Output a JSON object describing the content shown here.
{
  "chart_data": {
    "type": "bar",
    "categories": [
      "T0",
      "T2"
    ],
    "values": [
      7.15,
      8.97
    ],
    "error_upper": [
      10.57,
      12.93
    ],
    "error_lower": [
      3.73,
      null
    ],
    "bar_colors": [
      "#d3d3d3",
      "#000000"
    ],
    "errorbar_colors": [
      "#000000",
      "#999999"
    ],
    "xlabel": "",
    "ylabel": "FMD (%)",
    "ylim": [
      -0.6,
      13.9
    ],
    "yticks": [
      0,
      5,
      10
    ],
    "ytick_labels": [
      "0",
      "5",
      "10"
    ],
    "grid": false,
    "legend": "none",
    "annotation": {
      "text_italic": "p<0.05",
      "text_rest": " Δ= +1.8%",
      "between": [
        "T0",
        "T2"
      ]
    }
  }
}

Task requirements: Print every record above exactly as written.

The response:
Output a JSON object describing the content shown here.
{
  "chart_data": {
    "type": "bar",
    "categories": [
      "T0",
      "T2"
    ],
    "values": [
      7.15,
      8.97
    ],
    "error_upper": [
      10.57,
      12.93
    ],
    "error_lower": [
      3.73,
      null
    ],
    "bar_colors": [
      "#d3d3d3",
      "#000000"
    ],
    "errorbar_colors": [
      "#000000",
      "#999999"
    ],
    "xlabel": "",
    "ylabel": "FMD (%)",
    "ylim": [
      -0.6,
      13.9
    ],
    "yticks": [
      0,
      5,
      10
    ],
    "ytick_labels": [
      "0",
      "5",
      "10"
    ],
    "grid": false,
    "legend": "none",
    "annotation": {
      "text_italic": "p<0.05",
      "text_rest": " Δ= +1.8%",
      "between": [
        "T0",
        "T2"
      ]
    }
  }
}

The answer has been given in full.